◆ Aim of the task
Drop the pictures, then extract the listing word for word.

◆ Data rows
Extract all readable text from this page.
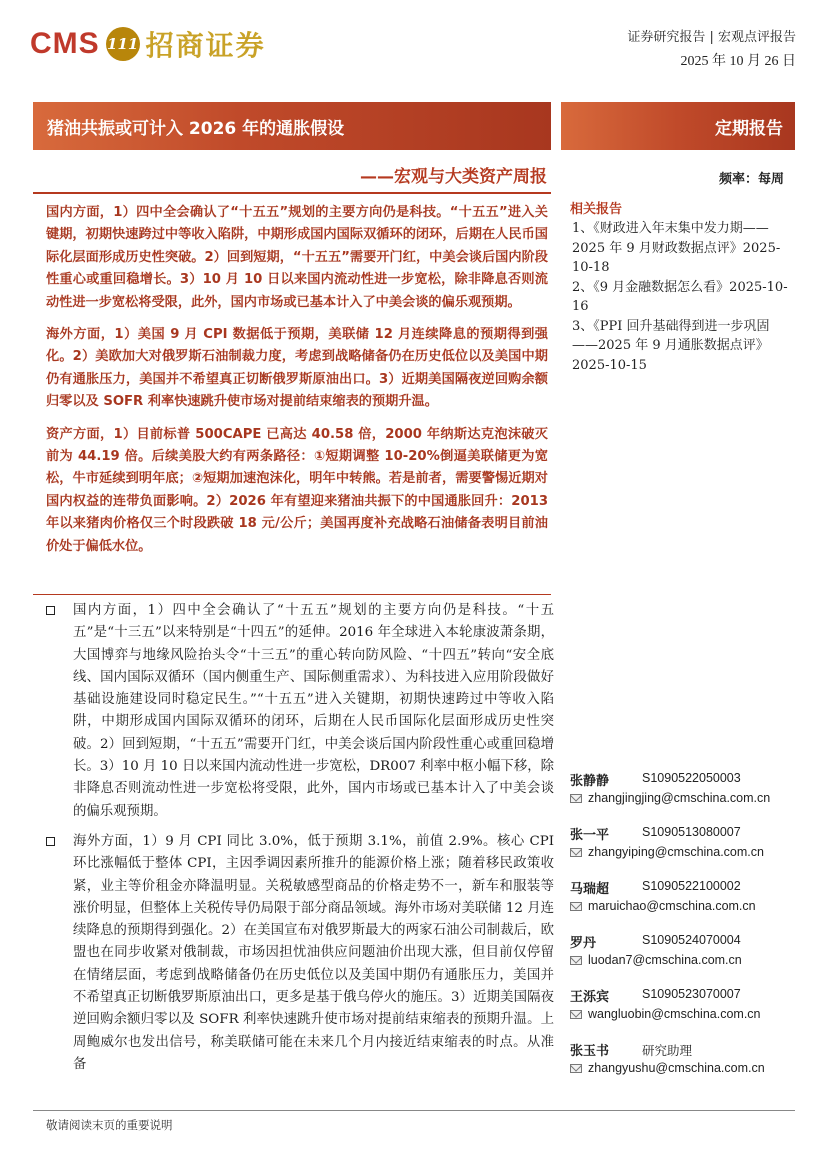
CMS 111 招商证券	证券研究报告 | 宏观点评报告
2025 年 10 月 26 日
猪油共振或可计入 2026 年的通胀假设	定期报告
——宏观与大类资产周报	频率：每周

国内方面，1）四中全会确认了“十五五”规划的主要方向仍是科技。“十五五”进入关键期，初期快速跨过中等收入陷阱，中期形成国内国际双循环的闭环，后期在人民币国际化层面形成历史性突破。2）回到短期，“十五五”需要开门红，中美会谈后国内阶段性重心或重回稳增长。3）10 月 10 日以来国内流动性进一步宽松，除非降息否则流动性进一步宽松将受限，此外，国内市场或已基本计入了中美会谈的偏乐观预期。

海外方面，1）美国 9 月 CPI 数据低于预期，美联储 12 月连续降息的预期得到强化。2）美欧加大对俄罗斯石油制裁力度，考虑到战略储备仍在历史低位以及美国中期仍有通胀压力，美国并不希望真正切断俄罗斯原油出口。3）近期美国隔夜逆回购余额归零以及 SOFR 利率快速跳升使市场对提前结束缩表的预期升温。

资产方面，1）目前标普 500CAPE 已高达 40.58 倍，2000 年纳斯达克泡沫破灭前为 44.19 倍。后续美股大约有两条路径：①短期调整 10-20%倒逼美联储更为宽松，牛市延续到明年底；②短期加速泡沫化，明年中转熊。若是前者，需要警惕近期对国内权益的连带负面影响。2）2026 年有望迎来猪油共振下的中国通胀回升：2013 年以来猪肉价格仅三个时段跌破 18 元/公斤；美国再度补充战略石油储备表明目前油价处于偏低水位。

国内方面，1）四中全会确认了“十五五”规划的主要方向仍是科技。“十五五”是“十三五”以来特别是“十四五”的延伸。2016 年全球进入本轮康波萧条期，大国博弈与地缘风险抬头令“十三五”的重心转向防风险、“十四五”转向“安全底线、国内国际双循环（国内侧重生产、国际侧重需求）、为科技进入应用阶段做好基础设施建设同时稳定民生。”“十五五”进入关键期，初期快速跨过中等收入陷阱，中期形成国内国际双循环的闭环，后期在人民币国际化层面形成历史性突破。2）回到短期，“十五五”需要开门红，中美会谈后国内阶段性重心或重回稳增长。3）10 月 10 日以来国内流动性进一步宽松，DR007 利率中枢小幅下移，除非降息否则流动性进一步宽松将受限，此外，国内市场或已基本计入了中美会谈的偏乐观预期。
海外方面，1）9 月 CPI 同比 3.0%，低于预期 3.1%，前值 2.9%。核心 CPI 环比涨幅低于整体 CPI，主因季调因素所推升的能源价格上涨；随着移民政策收紧，业主等价租金亦降温明显。关税敏感型商品的价格走势不一，新车和服装等涨价明显，但整体上关税传导仍局限于部分商品领域。海外市场对美联储 12 月连续降息的预期得到强化。2）在美国宣布对俄罗斯最大的两家石油公司制裁后，欧盟也在同步收紧对俄制裁，市场因担忧油供应问题油价出现大涨，但目前仅停留在情绪层面，考虑到战略储备仍在历史低位以及美国中期仍有通胀压力，美国并不希望真正切断俄罗斯原油出口，更多是基于俄乌停火的施压。3）近期美国隔夜逆回购余额归零以及 SOFR 利率快速跳升使市场对提前结束缩表的预期升温。上周鲍威尔也发出信号，称美联储可能在未来几个月内接近结束缩表的时点。从准备
相关报告
1、《财政进入年末集中发力期——2025 年 9 月财政数据点评》2025-10-18
2、《9 月金融数据怎么看》2025-10-16
3、《PPI 回升基础得到进一步巩固——2025 年 9 月通胀数据点评》2025-10-15
张静静	S1090522050003
zhangjingjing@cmschina.com.cn
张一平	S1090513080007
zhangyiping@cmschina.com.cn
马瑞超	S1090522100002
maruichao@cmschina.com.cn
罗丹	S1090524070004
luodan7@cmschina.com.cn
王泺宾	S1090523070007
wangluobin@cmschina.com.cn
张玉书	研究助理
zhangyushu@cmschina.com.cn
敬请阅读末页的重要说明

◆ The reply
Extract all readable text from this page.
CMS 111 招商证券	证券研究报告 | 宏观点评报告
2025 年 10 月 26 日
猪油共振或可计入 2026 年的通胀假设	定期报告
——宏观与大类资产周报	频率：每周

国内方面，1）四中全会确认了“十五五”规划的主要方向仍是科技。“十五五”进入关键期，初期快速跨过中等收入陷阱，中期形成国内国际双循环的闭环，后期在人民币国际化层面形成历史性突破。2）回到短期，“十五五”需要开门红，中美会谈后国内阶段性重心或重回稳增长。3）10 月 10 日以来国内流动性进一步宽松，除非降息否则流动性进一步宽松将受限，此外，国内市场或已基本计入了中美会谈的偏乐观预期。

海外方面，1）美国 9 月 CPI 数据低于预期，美联储 12 月连续降息的预期得到强化。2）美欧加大对俄罗斯石油制裁力度，考虑到战略储备仍在历史低位以及美国中期仍有通胀压力，美国并不希望真正切断俄罗斯原油出口。3）近期美国隔夜逆回购余额归零以及 SOFR 利率快速跳升使市场对提前结束缩表的预期升温。

资产方面，1）目前标普 500CAPE 已高达 40.58 倍，2000 年纳斯达克泡沫破灭前为 44.19 倍。后续美股大约有两条路径：①短期调整 10-20%倒逼美联储更为宽松，牛市延续到明年底；②短期加速泡沫化，明年中转熊。若是前者，需要警惕近期对国内权益的连带负面影响。2）2026 年有望迎来猪油共振下的中国通胀回升：2013 年以来猪肉价格仅三个时段跌破 18 元/公斤；美国再度补充战略石油储备表明目前油价处于偏低水位。

国内方面，1）四中全会确认了“十五五”规划的主要方向仍是科技。“十五五”是“十三五”以来特别是“十四五”的延伸。2016 年全球进入本轮康波萧条期，大国博弈与地缘风险抬头令“十三五”的重心转向防风险、“十四五”转向“安全底线、国内国际双循环（国内侧重生产、国际侧重需求）、为科技进入应用阶段做好基础设施建设同时稳定民生。”“十五五”进入关键期，初期快速跨过中等收入陷阱，中期形成国内国际双循环的闭环，后期在人民币国际化层面形成历史性突破。2）回到短期，“十五五”需要开门红，中美会谈后国内阶段性重心或重回稳增长。3）10 月 10 日以来国内流动性进一步宽松，DR007 利率中枢小幅下移，除非降息否则流动性进一步宽松将受限，此外，国内市场或已基本计入了中美会谈的偏乐观预期。
海外方面，1）9 月 CPI 同比 3.0%，低于预期 3.1%，前值 2.9%。核心 CPI 环比涨幅低于整体 CPI，主因季调因素所推升的能源价格上涨；随着移民政策收紧，业主等价租金亦降温明显。关税敏感型商品的价格走势不一，新车和服装等涨价明显，但整体上关税传导仍局限于部分商品领域。海外市场对美联储 12 月连续降息的预期得到强化。2）在美国宣布对俄罗斯最大的两家石油公司制裁后，欧盟也在同步收紧对俄制裁，市场因担忧油供应问题油价出现大涨，但目前仅停留在情绪层面，考虑到战略储备仍在历史低位以及美国中期仍有通胀压力，美国并不希望真正切断俄罗斯原油出口，更多是基于俄乌停火的施压。3）近期美国隔夜逆回购余额归零以及 SOFR 利率快速跳升使市场对提前结束缩表的预期升温。上周鲍威尔也发出信号，称美联储可能在未来几个月内接近结束缩表的时点。从准备
相关报告
1、《财政进入年末集中发力期——2025 年 9 月财政数据点评》2025-10-18
2、《9 月金融数据怎么看》2025-10-16
3、《PPI 回升基础得到进一步巩固——2025 年 9 月通胀数据点评》2025-10-15
张静静	S1090522050003
zhangjingjing@cmschina.com.cn
张一平	S1090513080007
zhangyiping@cmschina.com.cn
马瑞超	S1090522100002
maruichao@cmschina.com.cn
罗丹	S1090524070004
luodan7@cmschina.com.cn
王泺宾	S1090523070007
wangluobin@cmschina.com.cn
张玉书	研究助理
zhangyushu@cmschina.com.cn
敬请阅读末页的重要说明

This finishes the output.